La Côte de granite Rose

24 avril 2022

La Côte de granite Rose (Bretagne Septentrionale) par Yannick Lageat

1. Introduction

C’est en 1926 qu’un “organe de liaison et d’information des plages de Perros-Guirec, Trégastel et Trébeurden”, intitulé Granit Rose, désigna une entité touristique dont la naissance remontait à une quarantaine d’années. On s’est gaussé d’une géographie du tourisme qui accorderait un poids excessif au déterminisme naturel dans l’émergence du “balnéotropisme”. Or, dès l’origine, l’image de ces trois stations a été étroitement, et promotionnellement, associée à des modelés ruiniformes. La dénomination de “Côte de Granite rose” relève de fait plus de l’argument touristique que de la rigueur scientifique, et il importe de se pencher plus avant sur un géomorphosite qui, près d’un siècle après son “invention”, souffre d’une insuffisante valorisation.

Vue du site de Ploumanac’h au début du XXe siècle (collection personnelle)

2. Contexte géographique et géologique

L’intrusion granitique de Ploumanac’h, de forme elliptique (12,4 x 7,7 km) couvre une superficie de 35 km2, compte non tenu de l’estran dont l’extension considérable est due à la conjonction d’une forte amplitude de la marée et du plongement progressif en mer
d’une “plate-forme à écueils”. D’un âge stéphanien (293 ± 15 Ma), donc tardi-hercynien, ce pluton appartient à la “traînée moniliforme de granites rouges”, qui s’étire de l’Aber-Ildut à Flamanville. En fait, le complexe trégorrois, résulte de l’emboîtement de trois unités principales qui sont, par ordre chronologique et de l’extérieur vers l’intérieur, constituées, selon M. Barrière (1977) :

  • de granites rouges à gros grain témoignant d’une injection forcée
    dans des terrains encaissants granito-gneissiques ;
  • de granites roses et violâtres à grain fin mis en place, à la faveur de
    décollements successifs, sous forme de feuillets subhorizontaux ;
  • de granites gris à grain très fin présentant un dispositif en coupole
    asymétrique surbaissée.

## Informations extraites
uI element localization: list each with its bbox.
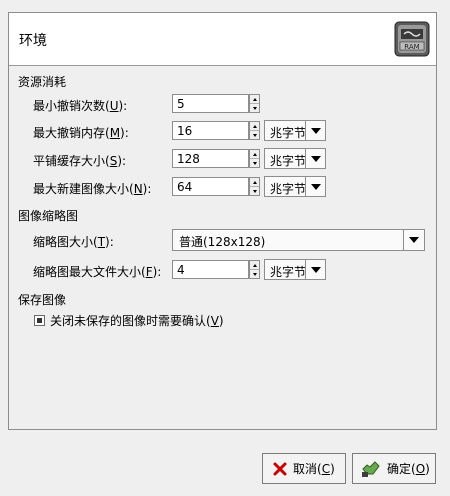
tile-cache-unit: 兆字节 [270,154,307,168]
cancel-label: 取消(C) [293,460,335,477]
max-new-image-field[interactable]: 64 [172,177,249,196]
max-new-image-label-pre: 最大新建图像大小( [33,182,134,196]
section-resource-title: 资源消耗 [18,75,67,89]
confirm-close-mnemonic: V [210,314,219,328]
stepper-up-icon[interactable] [250,261,259,270]
undo-memory-label: 最大撤销内存(M): [33,124,129,141]
thumbnail-filesize-stepper[interactable] [249,260,260,279]
chevron-down-icon[interactable] [403,230,424,250]
undo-levels-label: 最小撤销次数(U): [33,97,127,114]
svg-text:RAM: RAM [404,43,419,51]
ok-label: 确定(O) [387,460,430,477]
undo-levels-field[interactable]: 5 [172,94,249,113]
chevron-down-icon[interactable] [305,149,325,168]
thumbnail-filesize-value: 4 [177,263,185,277]
cancel-x-icon [273,462,287,476]
chevron-down-icon[interactable] [305,260,325,279]
max-new-image-value: 64 [177,180,193,194]
cancel-label-post: ) [330,462,335,476]
stepper-up-icon[interactable] [250,178,259,187]
thumbnail-filesize-mnemonic: F [145,265,153,279]
thumbnail-filesize-unit-select[interactable]: 兆字节 [264,259,326,280]
undo-levels-label-pre: 最小撤销次数( [33,99,110,113]
undo-memory-unit: 兆字节 [270,126,307,140]
undo-levels-label-post: ): [118,99,128,113]
thumbnail-size-value: 普通(128x128) [179,235,266,249]
tile-cache-field[interactable]: 128 [172,149,249,168]
undo-memory-unit-select[interactable]: 兆字节 [264,120,326,141]
thumbnail-size-select[interactable]: 普通(128x128) [172,229,425,251]
ok-label-post: ) [425,462,430,476]
thumbnail-filesize-label-pre: 缩略图最大文件大小( [33,265,146,279]
tile-cache-label-pre: 平铺缓存大小( [33,154,110,168]
undo-memory-value: 16 [177,124,193,138]
stepper-down-icon[interactable] [250,187,259,195]
tile-cache-stepper[interactable] [249,149,260,168]
confirm-close-label[interactable]: 关闭未保存的图像时需要确认(V) [50,312,224,329]
ram-chip-icon: RAM [394,21,430,57]
thumbnail-size-label-pre: 缩略图大小( [33,235,98,249]
cancel-label-pre: 取消( [293,462,322,476]
confirm-close-label-pre: 关闭未保存的图像时需要确认( [50,314,211,328]
max-new-image-stepper[interactable] [249,177,260,196]
undo-memory-field[interactable]: 16 [172,121,249,140]
max-new-image-unit-select[interactable]: 兆字节 [264,176,326,197]
thumbnail-filesize-label: 缩略图最大文件大小(F): [33,263,161,280]
tile-cache-unit-select[interactable]: 兆字节 [264,148,326,169]
cancel-button[interactable]: 取消(C) [262,453,346,484]
max-new-image-mnemonic: N [133,182,143,196]
undo-memory-stepper[interactable] [249,121,260,140]
thumbnail-size-label-post: ): [105,235,114,249]
confirm-close-label-post: ) [218,314,224,328]
ok-mnemonic: O [415,462,426,476]
stepper-down-icon[interactable] [250,159,259,167]
undo-levels-value: 5 [177,97,185,111]
stepper-down-icon[interactable] [250,270,259,278]
stepper-up-icon[interactable] [250,122,259,131]
undo-memory-label-pre: 最大撤销内存( [33,126,110,140]
confirm-close-checkbox[interactable] [34,315,45,326]
tile-cache-label-post: ): [117,154,127,168]
chevron-down-icon[interactable] [305,177,325,196]
section-thumbnail-title: 图像缩略图 [18,209,79,223]
undo-levels-stepper[interactable] [249,94,260,113]
thumbnail-size-mnemonic: T [97,235,106,249]
thumbnail-filesize-field[interactable]: 4 [172,260,249,279]
tile-cache-value: 128 [177,152,200,166]
stepper-up-icon[interactable] [250,150,259,159]
ok-button[interactable]: 确定(O) [352,453,436,484]
undo-memory-label-post: ): [120,126,129,140]
panel-header: 环境 RAM [9,13,436,66]
thumbnail-filesize-label-post: ): [152,265,162,279]
stepper-down-icon[interactable] [250,131,259,139]
max-new-image-unit: 兆字节 [270,182,307,196]
ok-label-pre: 确定( [387,462,416,476]
max-new-image-label: 最大新建图像大小(N): [33,180,151,197]
checkbox-check-icon [37,318,42,323]
thumbnail-filesize-unit: 兆字节 [270,265,307,279]
stepper-up-icon[interactable] [250,95,259,104]
stepper-down-icon[interactable] [250,104,259,112]
page-title: 环境 [19,33,47,49]
tile-cache-label: 平铺缓存大小(S): [33,152,126,169]
max-new-image-label-post: ): [142,182,152,196]
thumbnail-size-label: 缩略图大小(T): [33,233,114,250]
chevron-down-icon[interactable] [305,121,325,140]
undo-memory-mnemonic: M [109,126,121,140]
ok-hand-icon [361,460,381,478]
section-save-title: 保存图像 [18,293,67,307]
cancel-mnemonic: C [321,462,331,476]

## Consignes
- a) Dans le texte sur la Côte de granite Rose, relevez les trois unités principales qui composent le complexe trégorrois selon M. Barrière.
- b) Poursuivez le texte sur la Côte de granite Rose à partir de la fin de la liste des granites gris à grain très fin.

## Réponses par consigne
- a)
- des granites rouges à gros grain témoignant d’une injection forcée dans des terrains encaissants granito-gneissiques
- des granites roses et violâtres à grain fin mis en place, à la faveur de décollements successifs, sous forme de feuillets subhorizontaux
- des granites gris à grain très fin présentant un dispositif en coupole asymétrique surbaissée

- b)
Carte géologique du complexe (adaptée de M. Barrière, 1977)

Alors que le socle métamorphique, élément de la “plate-forme du Trégor”, à une altitude voisine de 100 m, se termine vers la mer par une côte à falaises élevées dont la base porte les marques de l’abrasion marine, des gradins d’érosion étagés ont été façonnés aux
dépens de l’intrusion granitique en contrebas de la surface culminante :

  • au pied d’un abrupt en forme d’arc de cercle, un gradin intermédiaire revêt l’aspect d’un plan incliné, à des altitudes comprises entre 70 et 40 m, tranchant indifféremment les matériaux rocheux des deux premières unités qui sont nivelés sur une profondeur de l’ordre de 3 à 5 km. Le talus, par lequel la topographie initiale domine ce palier, suit fidèlement la limite externe, et une telle correspondance ne s’explique vraisemblablement pas par l’action mécanique ;
  • le gradin marginal, à une altitude inférieure à 20 m, correspond clairement à la partie émergée de la “plate-forme à écueils” décrite dans le Trégor par Battistini et Martin (1956), où elle est émergée dans sa partie interne, entre 0 et 15-20 m, et immergée dans sa partie externe.

Coupes au travers du complexe (Lageat, 1981)

Le paradoxe est que, seuls, ont accédé à la renommée les granites “rouges” qui n’affleurent qu’aux deux extrémités d’un littoral, alors que ce ne sont pas moins de sept faciès qui s’observent à l’affleurement, dont cinq ont fait l’objet d’une extraction active en raison de leur débit par un réseau serré de diaclases tardives. Par contraste, leur espacement au sein des granites “rouges” a autorisé le dégagement de volumes qui font le pittoresque des sites les plus externes du complexe.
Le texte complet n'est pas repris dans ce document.